* **Task to carry out**: What is the number of lines in the entries that include the word "over"? Respond with the number only.

* **Source records**:
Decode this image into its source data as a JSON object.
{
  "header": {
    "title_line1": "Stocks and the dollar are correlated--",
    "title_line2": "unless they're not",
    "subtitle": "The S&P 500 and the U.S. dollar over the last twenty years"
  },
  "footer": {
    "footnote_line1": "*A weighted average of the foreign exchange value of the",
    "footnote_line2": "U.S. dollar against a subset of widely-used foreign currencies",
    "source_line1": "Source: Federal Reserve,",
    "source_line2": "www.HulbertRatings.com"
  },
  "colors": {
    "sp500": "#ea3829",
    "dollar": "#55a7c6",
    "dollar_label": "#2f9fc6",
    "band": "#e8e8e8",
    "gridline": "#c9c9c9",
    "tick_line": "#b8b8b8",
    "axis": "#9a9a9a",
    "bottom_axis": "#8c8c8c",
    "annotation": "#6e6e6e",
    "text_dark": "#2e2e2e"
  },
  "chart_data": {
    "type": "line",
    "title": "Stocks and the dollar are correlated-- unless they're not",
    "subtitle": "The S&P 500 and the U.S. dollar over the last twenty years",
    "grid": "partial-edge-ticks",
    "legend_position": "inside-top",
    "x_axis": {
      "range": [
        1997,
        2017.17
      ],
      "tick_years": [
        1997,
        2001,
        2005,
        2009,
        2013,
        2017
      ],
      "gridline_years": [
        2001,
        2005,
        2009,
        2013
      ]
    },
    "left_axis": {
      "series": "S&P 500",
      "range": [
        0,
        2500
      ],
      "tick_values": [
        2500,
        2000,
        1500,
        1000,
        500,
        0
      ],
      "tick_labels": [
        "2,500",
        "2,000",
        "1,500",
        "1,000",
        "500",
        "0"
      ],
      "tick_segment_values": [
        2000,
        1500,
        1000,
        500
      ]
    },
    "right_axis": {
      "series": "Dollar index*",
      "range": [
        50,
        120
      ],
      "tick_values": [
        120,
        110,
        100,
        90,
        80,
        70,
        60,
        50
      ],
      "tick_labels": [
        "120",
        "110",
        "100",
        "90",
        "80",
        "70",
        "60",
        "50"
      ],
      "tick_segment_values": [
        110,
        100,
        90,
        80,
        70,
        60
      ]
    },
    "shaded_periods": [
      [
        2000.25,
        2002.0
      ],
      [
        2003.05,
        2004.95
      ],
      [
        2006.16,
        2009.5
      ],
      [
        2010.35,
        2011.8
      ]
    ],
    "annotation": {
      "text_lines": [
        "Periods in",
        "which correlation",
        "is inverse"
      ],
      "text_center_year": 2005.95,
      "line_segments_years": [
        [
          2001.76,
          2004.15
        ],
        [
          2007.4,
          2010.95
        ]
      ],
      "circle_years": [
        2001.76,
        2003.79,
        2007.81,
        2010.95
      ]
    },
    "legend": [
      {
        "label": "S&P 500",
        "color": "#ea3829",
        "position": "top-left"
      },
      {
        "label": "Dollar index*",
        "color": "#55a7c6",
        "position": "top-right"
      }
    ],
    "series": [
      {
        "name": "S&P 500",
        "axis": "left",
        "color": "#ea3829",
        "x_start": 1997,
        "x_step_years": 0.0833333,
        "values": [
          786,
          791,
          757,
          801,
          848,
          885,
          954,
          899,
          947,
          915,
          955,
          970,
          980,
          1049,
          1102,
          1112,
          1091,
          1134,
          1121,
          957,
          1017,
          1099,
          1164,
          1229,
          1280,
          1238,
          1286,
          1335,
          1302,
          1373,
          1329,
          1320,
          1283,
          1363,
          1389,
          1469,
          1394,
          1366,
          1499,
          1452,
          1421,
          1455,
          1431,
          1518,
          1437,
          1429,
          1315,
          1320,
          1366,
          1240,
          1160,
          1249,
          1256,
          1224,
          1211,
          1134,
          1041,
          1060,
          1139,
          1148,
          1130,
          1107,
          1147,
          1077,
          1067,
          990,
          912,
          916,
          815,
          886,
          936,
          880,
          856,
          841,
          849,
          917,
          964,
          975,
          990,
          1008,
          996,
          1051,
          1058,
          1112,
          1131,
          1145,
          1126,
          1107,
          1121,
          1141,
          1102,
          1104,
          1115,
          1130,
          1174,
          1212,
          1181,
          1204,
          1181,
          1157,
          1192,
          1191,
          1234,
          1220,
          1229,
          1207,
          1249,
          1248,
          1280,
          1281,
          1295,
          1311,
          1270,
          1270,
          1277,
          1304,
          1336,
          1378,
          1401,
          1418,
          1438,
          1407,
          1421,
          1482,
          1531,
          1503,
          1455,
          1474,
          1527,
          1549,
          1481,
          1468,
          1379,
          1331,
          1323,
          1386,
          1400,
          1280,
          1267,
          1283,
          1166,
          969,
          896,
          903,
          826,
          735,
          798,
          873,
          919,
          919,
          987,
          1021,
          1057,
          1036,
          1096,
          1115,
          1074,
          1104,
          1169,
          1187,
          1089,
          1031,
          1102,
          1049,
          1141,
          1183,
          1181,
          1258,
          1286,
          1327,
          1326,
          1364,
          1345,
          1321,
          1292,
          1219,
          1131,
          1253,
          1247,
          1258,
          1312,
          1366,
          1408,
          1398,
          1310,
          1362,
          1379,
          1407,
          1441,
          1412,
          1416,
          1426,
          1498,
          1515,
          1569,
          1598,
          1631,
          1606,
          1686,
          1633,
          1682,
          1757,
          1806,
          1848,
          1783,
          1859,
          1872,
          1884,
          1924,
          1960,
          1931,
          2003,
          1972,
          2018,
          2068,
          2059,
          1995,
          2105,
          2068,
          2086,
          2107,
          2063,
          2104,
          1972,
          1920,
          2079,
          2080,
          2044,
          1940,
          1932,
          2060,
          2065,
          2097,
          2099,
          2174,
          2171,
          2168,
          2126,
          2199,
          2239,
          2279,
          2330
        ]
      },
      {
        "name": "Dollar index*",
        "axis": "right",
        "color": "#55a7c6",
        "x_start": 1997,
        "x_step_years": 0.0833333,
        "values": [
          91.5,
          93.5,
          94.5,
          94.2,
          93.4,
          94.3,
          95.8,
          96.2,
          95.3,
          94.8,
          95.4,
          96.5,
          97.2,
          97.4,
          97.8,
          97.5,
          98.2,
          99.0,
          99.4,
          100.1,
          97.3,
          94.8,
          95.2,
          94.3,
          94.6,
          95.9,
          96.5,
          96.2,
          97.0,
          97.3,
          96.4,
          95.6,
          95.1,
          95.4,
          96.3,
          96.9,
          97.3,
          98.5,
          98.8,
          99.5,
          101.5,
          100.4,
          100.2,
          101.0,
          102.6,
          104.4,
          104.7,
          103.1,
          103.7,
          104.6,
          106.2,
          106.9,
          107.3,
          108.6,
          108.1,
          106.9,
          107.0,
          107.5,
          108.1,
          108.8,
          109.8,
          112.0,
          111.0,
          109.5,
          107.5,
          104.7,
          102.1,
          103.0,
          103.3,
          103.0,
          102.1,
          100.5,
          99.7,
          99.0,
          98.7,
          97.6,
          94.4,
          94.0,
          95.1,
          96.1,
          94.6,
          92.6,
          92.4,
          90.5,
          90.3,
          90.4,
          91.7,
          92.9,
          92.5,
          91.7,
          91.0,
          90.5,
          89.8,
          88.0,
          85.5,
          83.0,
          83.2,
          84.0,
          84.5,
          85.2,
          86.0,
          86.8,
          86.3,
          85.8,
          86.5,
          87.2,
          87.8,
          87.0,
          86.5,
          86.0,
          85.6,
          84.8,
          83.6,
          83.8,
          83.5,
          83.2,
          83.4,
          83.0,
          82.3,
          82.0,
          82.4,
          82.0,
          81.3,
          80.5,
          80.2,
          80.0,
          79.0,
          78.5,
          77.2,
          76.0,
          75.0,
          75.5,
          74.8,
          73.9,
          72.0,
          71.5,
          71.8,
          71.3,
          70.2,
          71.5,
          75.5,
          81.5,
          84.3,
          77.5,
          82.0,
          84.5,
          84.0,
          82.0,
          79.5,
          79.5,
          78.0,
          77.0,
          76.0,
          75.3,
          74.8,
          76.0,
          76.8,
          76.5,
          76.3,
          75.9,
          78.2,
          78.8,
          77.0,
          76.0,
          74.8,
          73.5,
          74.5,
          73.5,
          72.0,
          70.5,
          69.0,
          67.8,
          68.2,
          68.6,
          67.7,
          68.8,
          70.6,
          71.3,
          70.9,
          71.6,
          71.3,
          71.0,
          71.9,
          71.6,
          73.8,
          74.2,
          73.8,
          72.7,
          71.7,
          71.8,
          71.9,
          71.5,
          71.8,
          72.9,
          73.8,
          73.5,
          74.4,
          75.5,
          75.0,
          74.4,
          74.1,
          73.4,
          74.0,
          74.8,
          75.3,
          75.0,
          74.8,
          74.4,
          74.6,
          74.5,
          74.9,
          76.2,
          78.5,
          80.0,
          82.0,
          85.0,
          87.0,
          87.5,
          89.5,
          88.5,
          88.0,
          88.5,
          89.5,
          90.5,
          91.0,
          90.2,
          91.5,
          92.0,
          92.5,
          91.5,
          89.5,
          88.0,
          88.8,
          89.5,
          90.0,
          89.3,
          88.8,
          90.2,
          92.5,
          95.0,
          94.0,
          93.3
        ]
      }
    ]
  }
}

* **Exercise output**: 2